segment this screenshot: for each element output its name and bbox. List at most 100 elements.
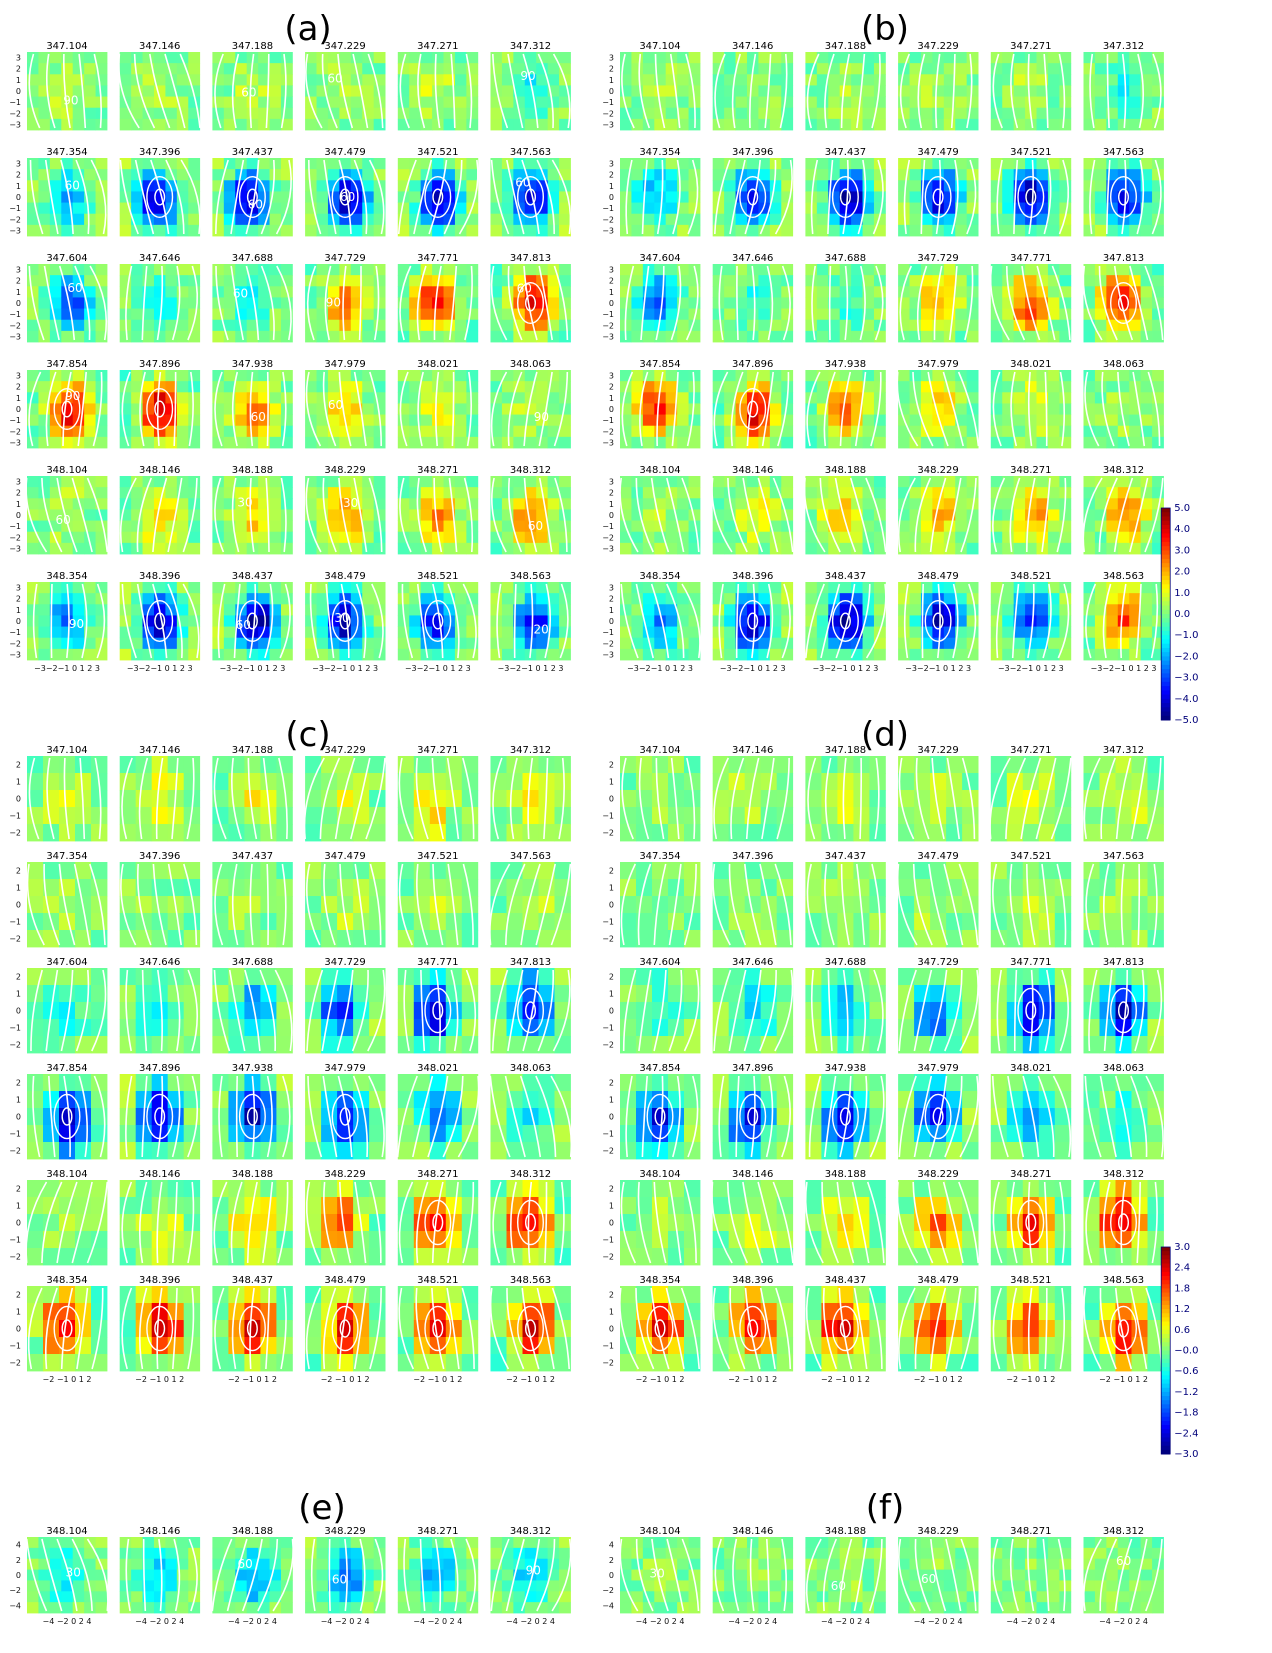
heatmap-pixel (131, 180, 143, 192)
heatmap-pixel (27, 1074, 44, 1092)
heatmap-pixel (536, 648, 549, 661)
heatmap-pixel (828, 74, 841, 86)
heatmap-pixel (955, 213, 968, 226)
heatmap-pixel (873, 330, 886, 343)
heatmap-pixel (350, 615, 363, 627)
heatmap-pixel (409, 191, 422, 203)
heatmap-pixel (84, 498, 96, 510)
heatmap-pixel (223, 648, 236, 661)
heatmap-pixel (712, 202, 725, 215)
heatmap-pixel (454, 85, 467, 97)
contour-line (183, 863, 198, 946)
heatmap-pixel (91, 879, 108, 897)
heatmap-pixel (72, 604, 85, 616)
heatmap-pixel (909, 626, 922, 639)
contour-line (249, 371, 254, 447)
heatmap-pixel (142, 224, 155, 237)
contour-line (751, 265, 756, 341)
heatmap-pixel (909, 381, 922, 393)
y-tick-label: −3 (9, 120, 21, 129)
heatmap-pixel (369, 985, 386, 1003)
heatmap-pixel (1140, 319, 1153, 332)
heatmap-pixel (61, 52, 74, 64)
heatmap-pixel (223, 286, 236, 298)
heatmap-pixel (805, 180, 818, 192)
heatmap-pixel (1140, 52, 1153, 64)
heatmap-pixel (95, 425, 108, 438)
heatmap-pixel (932, 637, 945, 650)
contour-line (213, 757, 227, 840)
y-tick-label: 0 (16, 87, 21, 96)
heatmap-pixel (142, 330, 155, 343)
contour-line (303, 757, 325, 840)
heatmap-pixel (165, 542, 178, 555)
heatmap-pixel (38, 425, 51, 438)
heatmap-pixel (84, 158, 96, 170)
heatmap-pixel (153, 213, 166, 226)
contour-line (306, 265, 317, 341)
heatmap-pixel (654, 118, 667, 131)
contour-line (933, 265, 943, 341)
heatmap-pixel (851, 392, 863, 404)
contour-line (339, 863, 351, 946)
heatmap-pixel (1059, 425, 1072, 438)
heatmap-pixel (547, 403, 560, 415)
heatmap-pixel (327, 74, 340, 86)
heatmap-pixel (327, 476, 340, 488)
heatmap-pixel (461, 930, 479, 948)
heatmap-pixel (1094, 202, 1107, 215)
heatmap-pixel (258, 202, 270, 215)
heatmap-pixel (188, 582, 201, 594)
heatmap-pixel (1002, 637, 1015, 650)
heatmap-pixel (373, 158, 386, 170)
heatmap-pixel (432, 476, 444, 488)
heatmap-pixel (373, 436, 386, 449)
heatmap-pixel (828, 297, 841, 309)
heatmap-pixel (244, 896, 261, 914)
heatmap-pixel (620, 74, 632, 86)
heatmap-pixel (536, 107, 549, 120)
heatmap-pixel (409, 637, 422, 650)
heatmap-pixel (84, 118, 96, 131)
subplot-title: 347.396 (139, 147, 180, 158)
heatmap-pixel (490, 297, 503, 309)
heatmap-pixel (547, 202, 560, 215)
heatmap-pixel (369, 913, 386, 931)
heatmap-pixel (362, 542, 375, 555)
heatmap-pixel (27, 370, 39, 382)
heatmap-pixel (955, 63, 968, 75)
heatmap-pixel (260, 1002, 277, 1020)
heatmap-pixel (1047, 593, 1060, 605)
heatmap-pixel (165, 648, 178, 661)
contour-ring (154, 1107, 166, 1126)
contour-line (544, 583, 552, 659)
heatmap-pixel (642, 509, 655, 521)
heatmap-pixel (235, 498, 248, 510)
heatmap-pixel (559, 297, 571, 309)
heatmap-pixel (1013, 593, 1026, 605)
heatmap-pixel (95, 582, 108, 594)
contour-label: 60 (236, 618, 251, 632)
heatmap-pixel (188, 615, 201, 627)
colorbar-segment (1161, 626, 1171, 632)
heatmap-pixel (409, 74, 422, 86)
heatmap-pixel (1025, 414, 1037, 427)
heatmap-pixel (373, 275, 386, 287)
y-tick-label: −1 (602, 310, 614, 319)
heatmap-pixel (353, 913, 370, 931)
heatmap-pixel (920, 308, 933, 321)
contour-ring (1017, 176, 1045, 218)
subplot-title: 347.896 (732, 359, 773, 370)
heatmap-pixel (898, 370, 910, 382)
heatmap-pixel (119, 330, 132, 343)
heatmap-pixel (61, 275, 74, 287)
heatmap-pixel (72, 648, 85, 661)
heatmap-pixel (524, 626, 537, 639)
heatmap-pixel (513, 520, 526, 533)
heatmap-pixel (1013, 224, 1026, 237)
heatmap-pixel (119, 879, 137, 897)
contour-line (43, 863, 61, 946)
y-tick-label: 1 (16, 1096, 21, 1105)
heatmap-pixel (1129, 582, 1142, 594)
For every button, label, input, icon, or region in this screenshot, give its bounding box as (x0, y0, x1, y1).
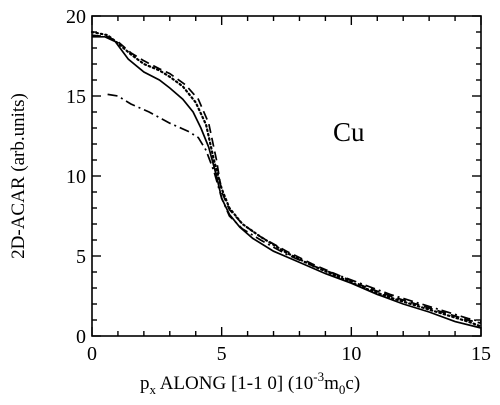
element-annotation: Cu (333, 117, 365, 147)
x-axis-title-subscript: x (150, 382, 157, 397)
x-tick-label: 15 (471, 343, 491, 365)
series-dashdot-line (107, 93, 482, 323)
series-layer (90, 30, 483, 329)
series-dotted-line (90, 30, 483, 328)
y-tick-label: 15 (66, 86, 86, 108)
series-dashed-line (91, 34, 482, 325)
x-axis-title: px ALONG [1-1 0] (10-3m0c) (140, 369, 360, 397)
x-axis-title-unit-end: c) (345, 373, 360, 394)
x-tick-label: 10 (341, 343, 361, 365)
y-tick-label: 0 (76, 326, 86, 348)
y-axis-title: 2D-ACAR (arb.units) (8, 93, 29, 259)
y-tick-label: 10 (66, 166, 86, 188)
tick-layer: 0 5 10 15 0 5 10 15 20 (66, 6, 491, 365)
x-axis-title-unit-base: m (324, 373, 339, 394)
x-axis-title-exponent: -3 (313, 369, 324, 384)
x-axis-title-unit-subscript: 0 (339, 382, 346, 397)
x-tick-label: 5 (217, 343, 227, 365)
y-tick-label: 20 (66, 6, 86, 28)
x-axis-title-text: ALONG [1-1 0] (10 (156, 373, 313, 394)
plot-frame (91, 15, 482, 337)
y-tick-label: 5 (76, 246, 86, 268)
series-solid-line (92, 35, 482, 329)
x-axis-title-base: p (140, 373, 150, 394)
x-tick-label: 0 (87, 343, 97, 365)
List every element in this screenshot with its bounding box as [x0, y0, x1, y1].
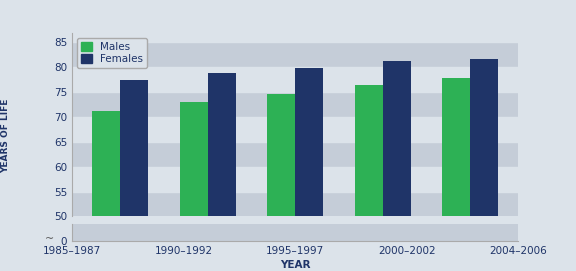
- Bar: [72, 192, 518, 217]
- Text: YEARS OF LIFE: YEARS OF LIFE: [1, 98, 10, 173]
- Bar: [92, 111, 120, 271]
- Bar: [72, 33, 518, 43]
- Bar: [180, 102, 208, 271]
- Bar: [208, 73, 236, 271]
- Bar: [442, 78, 470, 271]
- Bar: [72, 92, 518, 117]
- Bar: [120, 80, 148, 271]
- Text: ~: ~: [45, 234, 54, 244]
- Bar: [72, 167, 518, 192]
- Bar: [72, 117, 518, 142]
- Bar: [72, 142, 518, 167]
- Legend: Males, Females: Males, Females: [77, 38, 147, 68]
- Bar: [295, 68, 323, 271]
- Bar: [355, 85, 382, 271]
- X-axis label: YEAR: YEAR: [280, 260, 310, 270]
- Bar: [470, 59, 498, 271]
- Bar: [267, 94, 295, 271]
- Bar: [382, 61, 411, 271]
- Bar: [72, 43, 518, 67]
- Bar: [72, 67, 518, 92]
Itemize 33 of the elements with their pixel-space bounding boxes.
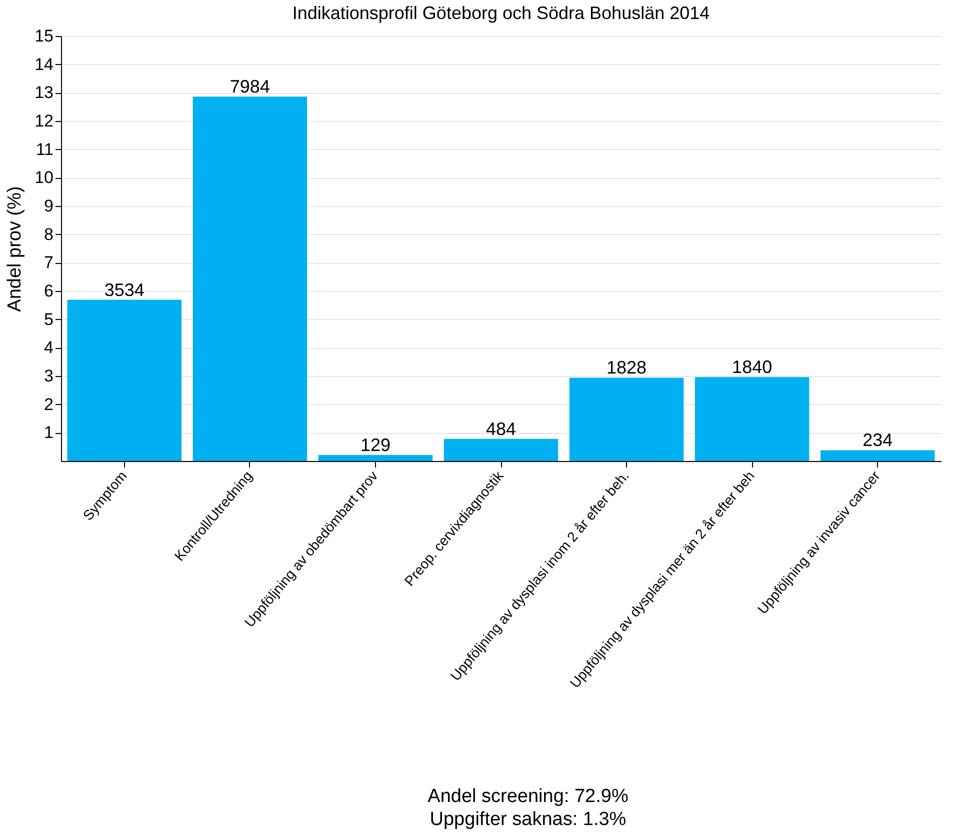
text: Andel screening: 72.9%: [426, 785, 630, 808]
y-axis-title: Andel prov (%): [4, 186, 26, 312]
annotation: 234: [862, 430, 893, 450]
y-tick-label: 14: [34, 54, 54, 74]
bar: [694, 377, 810, 461]
annotation: 484: [486, 418, 516, 439]
y-tick-label: 13: [34, 83, 54, 102]
bar: [67, 300, 182, 461]
y-tick-label: 3: [44, 366, 54, 386]
y-tick-label: 4: [44, 338, 54, 358]
annotation: 3534: [104, 280, 144, 300]
y-tick-label: 15: [34, 26, 54, 46]
bar: [569, 378, 684, 461]
y-tick-label: 1: [44, 423, 54, 442]
y-tick-label: 9: [44, 196, 54, 216]
bar: [444, 438, 558, 461]
y-tick-label: 2: [44, 394, 54, 414]
y-tick-label: 10: [34, 168, 54, 188]
annotation: 129: [360, 435, 390, 456]
annotation: 7984: [230, 76, 270, 97]
bar: [192, 96, 308, 461]
y-tick-label: 12: [34, 112, 54, 130]
bar: [820, 450, 935, 461]
text: Uppgifter saknas: 1.3%: [428, 808, 628, 831]
annotation: 1828: [606, 358, 647, 378]
chart-title: Indikationsprofil Göteborg och Södra Bohuslän 2014: [292, 3, 710, 23]
annotation: 1840: [732, 357, 772, 378]
y-tick-label: 6: [44, 282, 54, 300]
y-tick-label: 5: [44, 310, 54, 329]
y-tick-label: 7: [44, 253, 54, 272]
y-tick-label: 8: [44, 224, 54, 244]
bar: [318, 455, 433, 461]
y-tick-label: 11: [36, 140, 54, 159]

■ ■ ■ ■ ■

*Objective*. Identify every line in the entries above that contains the string "subscript", matching its case exactly.

*Right answer*.
x-axis-title-subscript: x (150, 382, 157, 397)
x-axis-title-unit-subscript: 0 (339, 382, 346, 397)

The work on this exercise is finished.